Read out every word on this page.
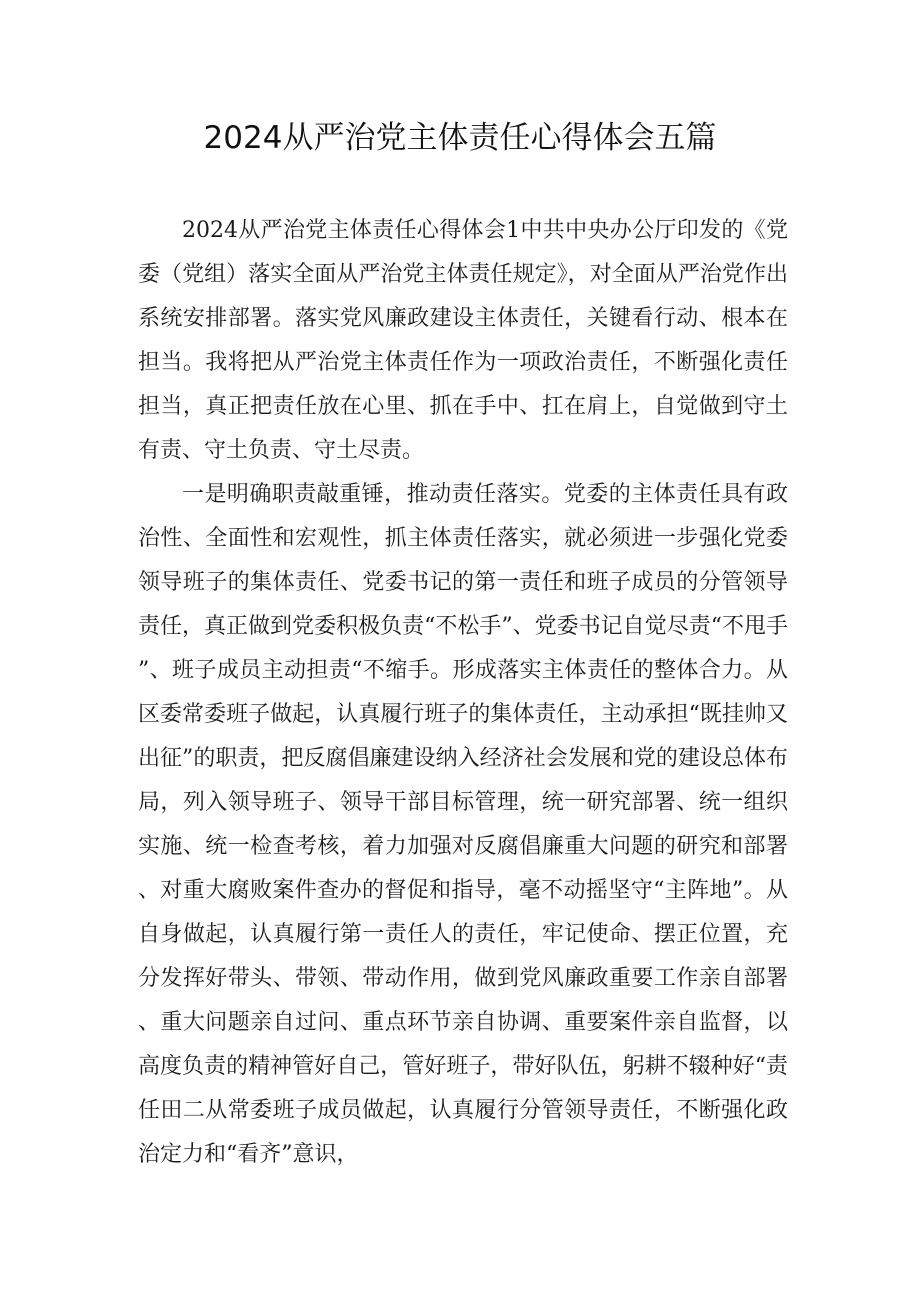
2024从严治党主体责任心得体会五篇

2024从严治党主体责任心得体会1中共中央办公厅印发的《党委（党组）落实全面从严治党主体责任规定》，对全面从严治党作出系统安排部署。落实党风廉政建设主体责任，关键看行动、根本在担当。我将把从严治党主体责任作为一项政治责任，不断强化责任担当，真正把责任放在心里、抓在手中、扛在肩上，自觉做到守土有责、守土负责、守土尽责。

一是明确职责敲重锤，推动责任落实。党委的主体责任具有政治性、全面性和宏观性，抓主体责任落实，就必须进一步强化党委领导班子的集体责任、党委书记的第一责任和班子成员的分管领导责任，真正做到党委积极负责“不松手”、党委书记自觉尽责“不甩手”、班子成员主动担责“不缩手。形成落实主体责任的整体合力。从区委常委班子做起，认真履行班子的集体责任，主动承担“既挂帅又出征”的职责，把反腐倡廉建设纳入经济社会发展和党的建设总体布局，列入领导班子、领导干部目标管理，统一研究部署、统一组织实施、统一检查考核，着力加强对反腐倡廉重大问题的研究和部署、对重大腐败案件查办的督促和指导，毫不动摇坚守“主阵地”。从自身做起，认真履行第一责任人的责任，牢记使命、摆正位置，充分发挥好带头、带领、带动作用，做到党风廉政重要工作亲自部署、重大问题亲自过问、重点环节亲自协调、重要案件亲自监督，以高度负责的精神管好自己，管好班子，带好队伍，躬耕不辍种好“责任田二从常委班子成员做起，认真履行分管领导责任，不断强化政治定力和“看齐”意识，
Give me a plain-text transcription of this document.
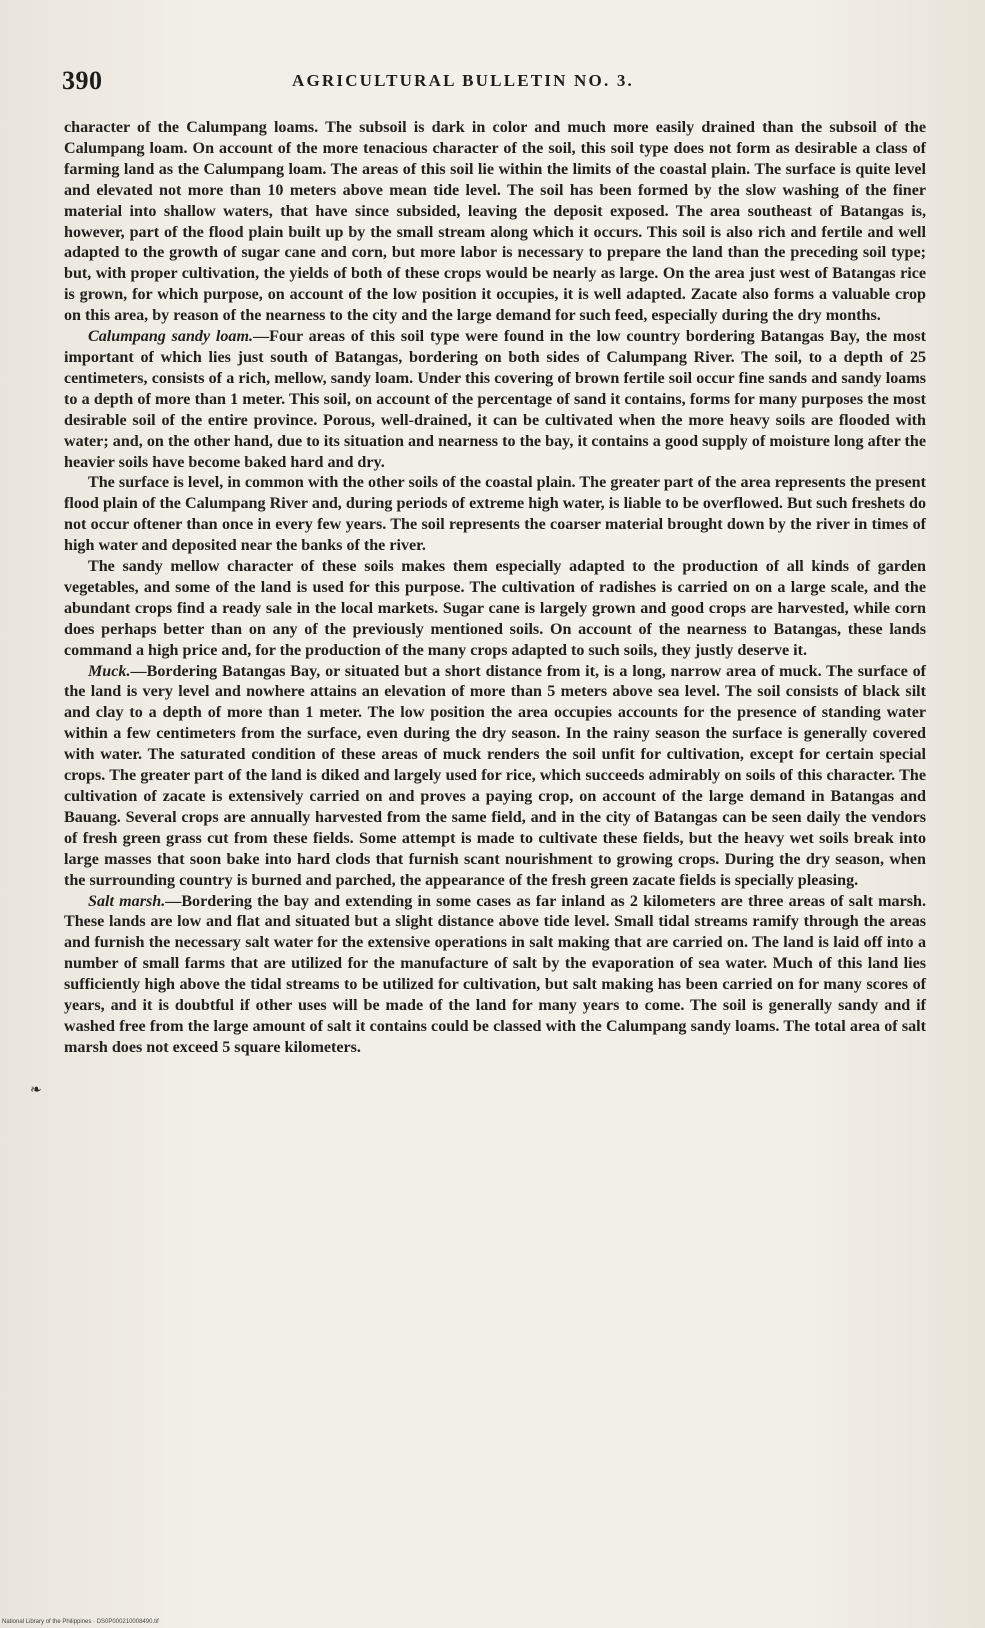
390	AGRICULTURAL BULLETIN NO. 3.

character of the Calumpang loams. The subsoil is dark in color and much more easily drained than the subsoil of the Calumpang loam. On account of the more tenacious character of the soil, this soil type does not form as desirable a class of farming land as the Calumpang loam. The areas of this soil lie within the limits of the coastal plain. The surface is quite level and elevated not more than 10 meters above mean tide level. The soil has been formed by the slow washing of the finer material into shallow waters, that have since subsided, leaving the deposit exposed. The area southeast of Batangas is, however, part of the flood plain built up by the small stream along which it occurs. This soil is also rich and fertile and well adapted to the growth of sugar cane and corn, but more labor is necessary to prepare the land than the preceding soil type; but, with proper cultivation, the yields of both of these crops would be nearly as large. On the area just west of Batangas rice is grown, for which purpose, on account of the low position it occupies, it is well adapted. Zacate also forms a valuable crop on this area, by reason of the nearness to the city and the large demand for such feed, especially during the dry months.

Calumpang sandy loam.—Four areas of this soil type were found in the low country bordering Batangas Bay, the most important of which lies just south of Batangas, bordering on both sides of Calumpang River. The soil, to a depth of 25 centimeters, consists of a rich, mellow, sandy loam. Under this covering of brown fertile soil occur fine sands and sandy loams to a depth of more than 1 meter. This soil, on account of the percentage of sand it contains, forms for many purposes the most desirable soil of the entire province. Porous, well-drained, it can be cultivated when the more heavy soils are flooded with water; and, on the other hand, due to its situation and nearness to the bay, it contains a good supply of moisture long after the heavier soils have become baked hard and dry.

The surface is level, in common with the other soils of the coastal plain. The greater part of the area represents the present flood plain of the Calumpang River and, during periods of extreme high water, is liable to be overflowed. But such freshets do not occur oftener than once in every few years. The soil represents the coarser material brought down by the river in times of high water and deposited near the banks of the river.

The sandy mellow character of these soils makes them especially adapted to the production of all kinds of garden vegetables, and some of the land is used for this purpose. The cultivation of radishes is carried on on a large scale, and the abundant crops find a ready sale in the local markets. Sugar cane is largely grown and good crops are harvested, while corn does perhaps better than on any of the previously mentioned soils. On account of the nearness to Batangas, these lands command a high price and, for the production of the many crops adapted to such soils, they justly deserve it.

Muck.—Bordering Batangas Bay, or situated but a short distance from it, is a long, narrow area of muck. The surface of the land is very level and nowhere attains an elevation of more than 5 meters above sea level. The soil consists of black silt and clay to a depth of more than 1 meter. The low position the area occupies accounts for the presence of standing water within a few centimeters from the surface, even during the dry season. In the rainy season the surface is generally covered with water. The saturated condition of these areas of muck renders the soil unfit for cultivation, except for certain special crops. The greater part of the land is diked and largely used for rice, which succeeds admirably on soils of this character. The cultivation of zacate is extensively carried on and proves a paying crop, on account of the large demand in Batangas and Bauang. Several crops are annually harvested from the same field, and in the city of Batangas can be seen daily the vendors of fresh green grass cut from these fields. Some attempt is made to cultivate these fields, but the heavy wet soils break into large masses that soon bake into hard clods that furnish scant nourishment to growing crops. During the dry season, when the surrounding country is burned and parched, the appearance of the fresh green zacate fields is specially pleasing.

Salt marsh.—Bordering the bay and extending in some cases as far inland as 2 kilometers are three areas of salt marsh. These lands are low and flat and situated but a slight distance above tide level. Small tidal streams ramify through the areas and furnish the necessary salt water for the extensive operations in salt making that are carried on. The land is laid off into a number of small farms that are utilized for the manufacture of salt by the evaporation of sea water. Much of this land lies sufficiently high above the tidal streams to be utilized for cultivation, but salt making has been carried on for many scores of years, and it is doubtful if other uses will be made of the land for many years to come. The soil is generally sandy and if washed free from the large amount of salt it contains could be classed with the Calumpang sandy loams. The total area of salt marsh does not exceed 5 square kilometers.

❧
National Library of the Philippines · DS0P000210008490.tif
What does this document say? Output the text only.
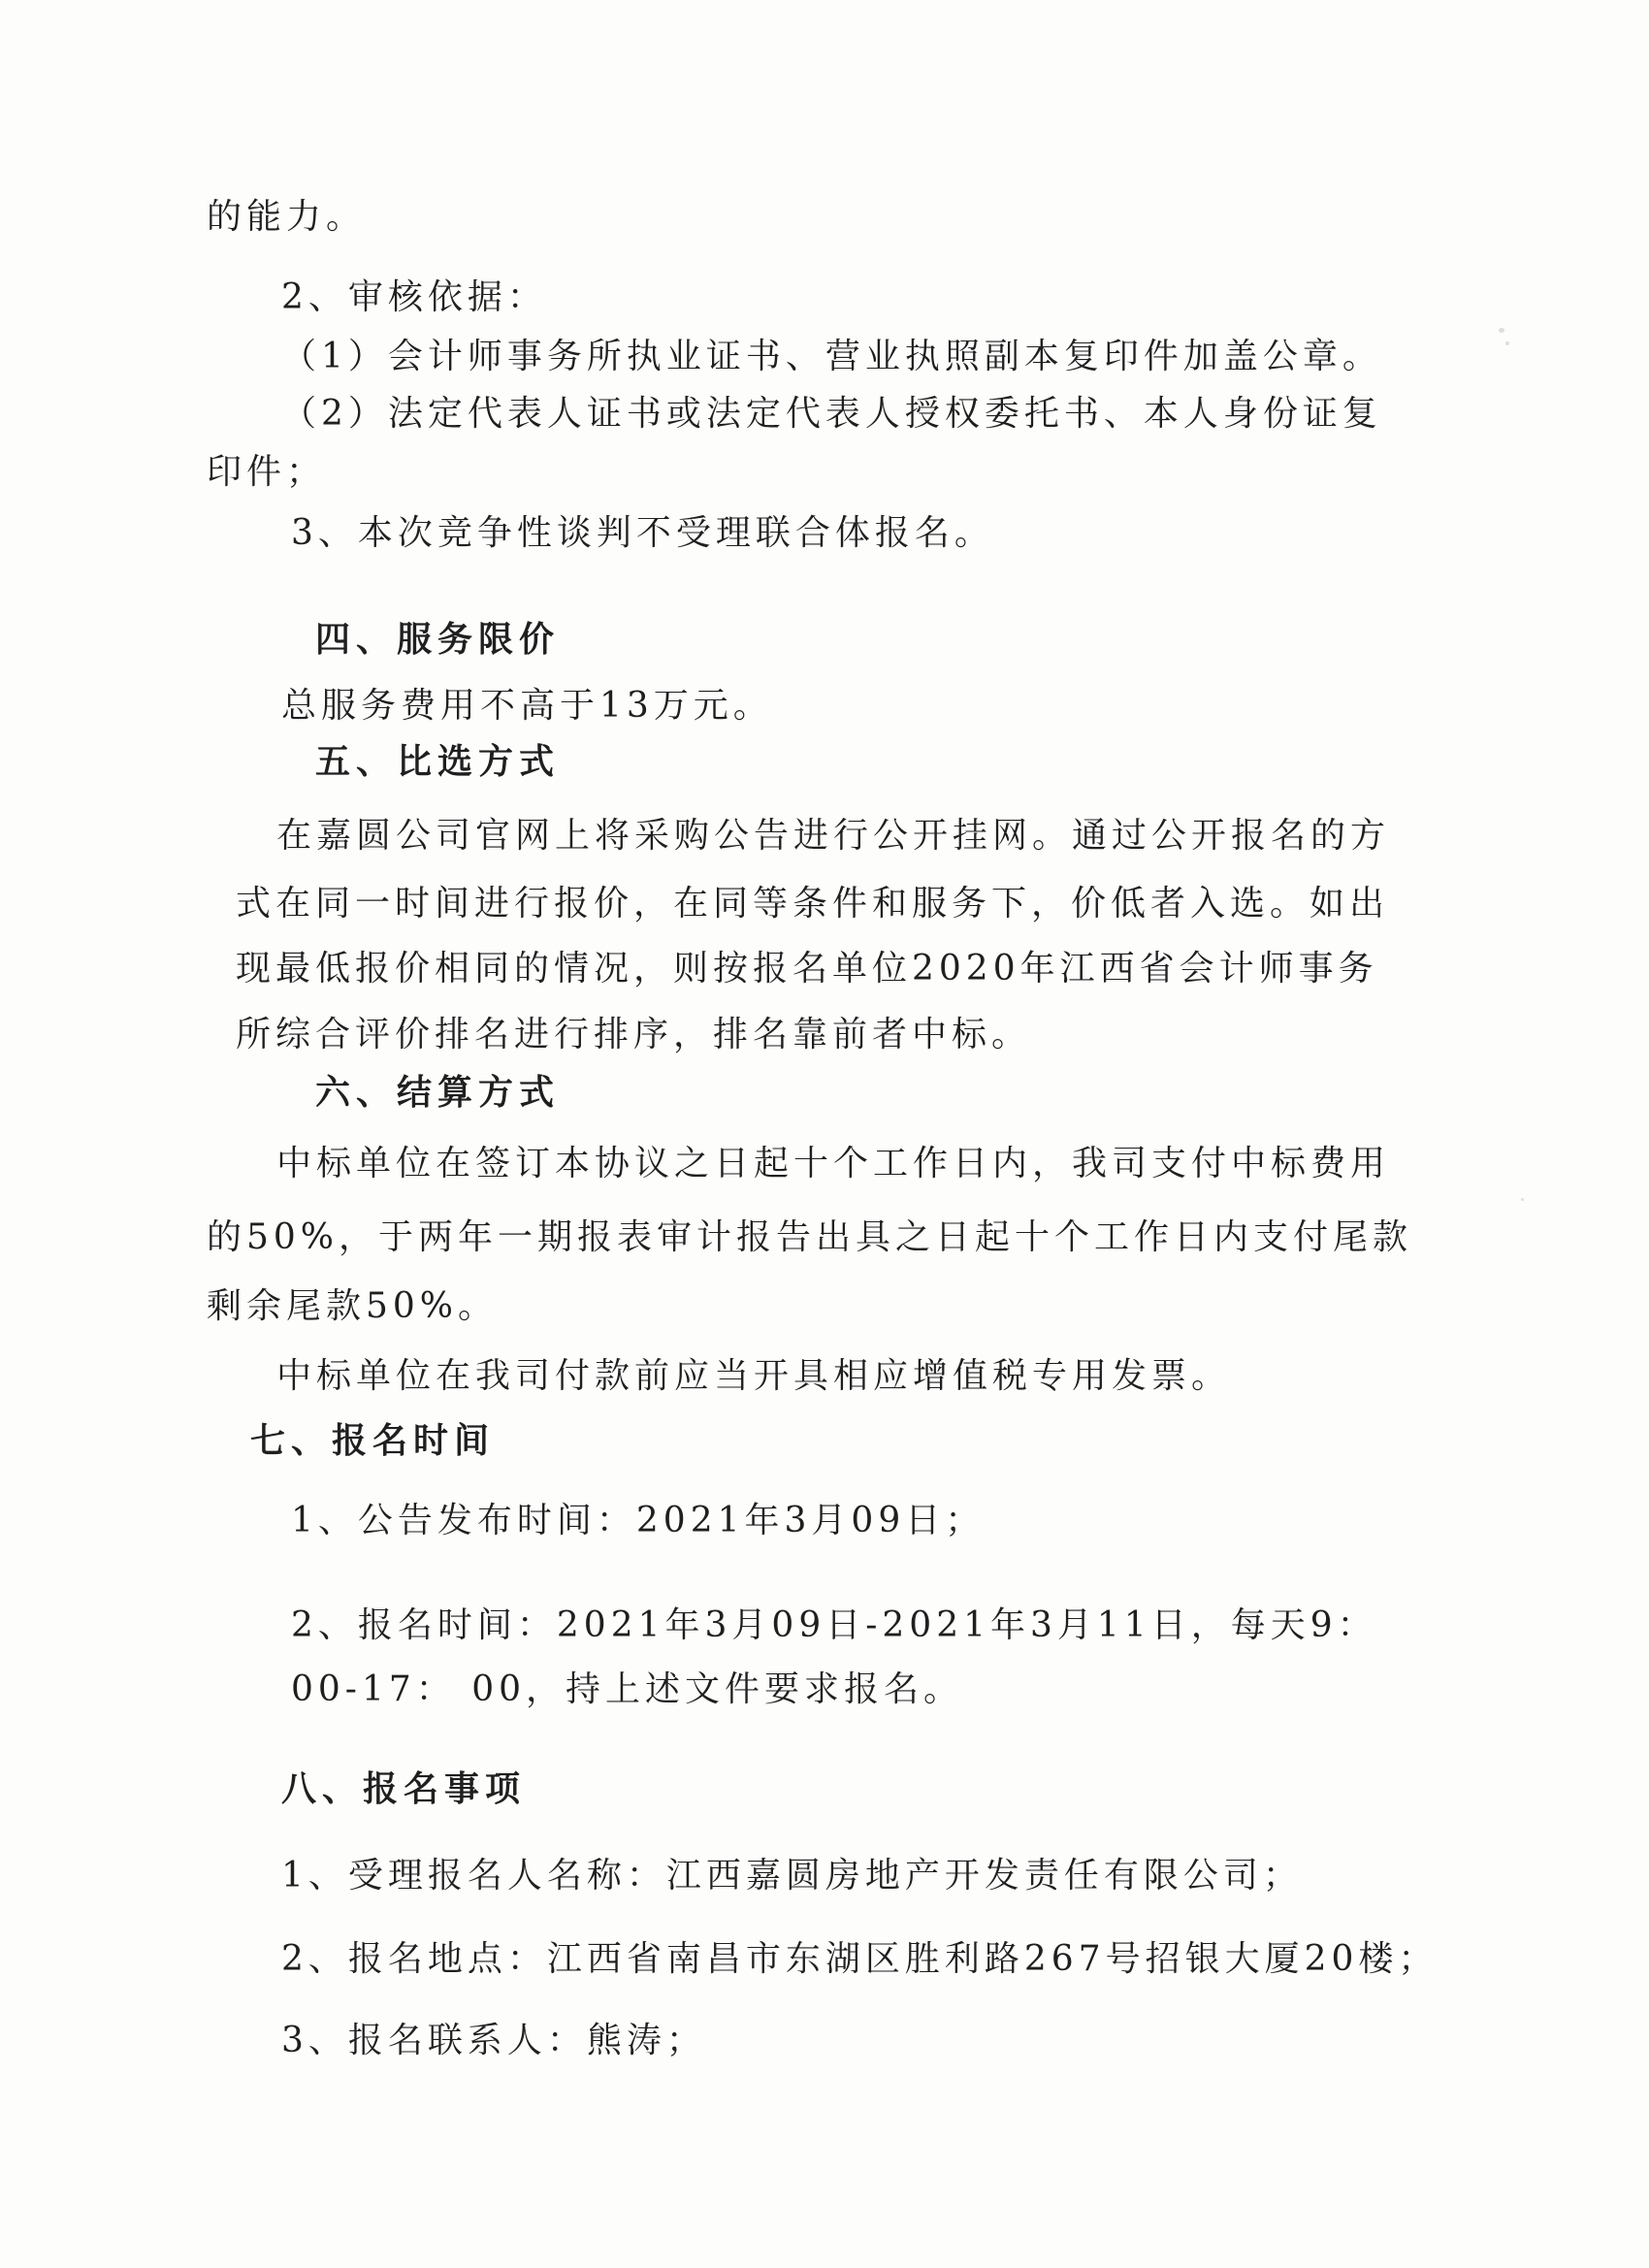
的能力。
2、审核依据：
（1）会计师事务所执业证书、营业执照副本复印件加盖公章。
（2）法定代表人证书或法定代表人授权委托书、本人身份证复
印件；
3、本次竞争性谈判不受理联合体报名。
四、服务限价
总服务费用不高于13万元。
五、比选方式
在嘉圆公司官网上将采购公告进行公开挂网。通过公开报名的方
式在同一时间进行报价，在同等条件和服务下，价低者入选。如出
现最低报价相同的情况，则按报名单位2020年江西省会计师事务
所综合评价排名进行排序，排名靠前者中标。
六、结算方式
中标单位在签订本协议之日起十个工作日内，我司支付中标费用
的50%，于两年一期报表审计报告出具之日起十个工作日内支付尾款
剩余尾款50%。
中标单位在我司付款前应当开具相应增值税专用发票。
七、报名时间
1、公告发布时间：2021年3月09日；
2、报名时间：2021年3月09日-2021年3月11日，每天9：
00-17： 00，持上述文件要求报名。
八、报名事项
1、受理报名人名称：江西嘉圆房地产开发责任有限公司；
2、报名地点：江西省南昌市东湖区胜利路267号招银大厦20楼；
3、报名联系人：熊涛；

______

Goal: From the entries above, extract every line where the word "document" appears.

Answer in full:
Give me a plain-text transcription of this document.
What does this document say? Output the text only.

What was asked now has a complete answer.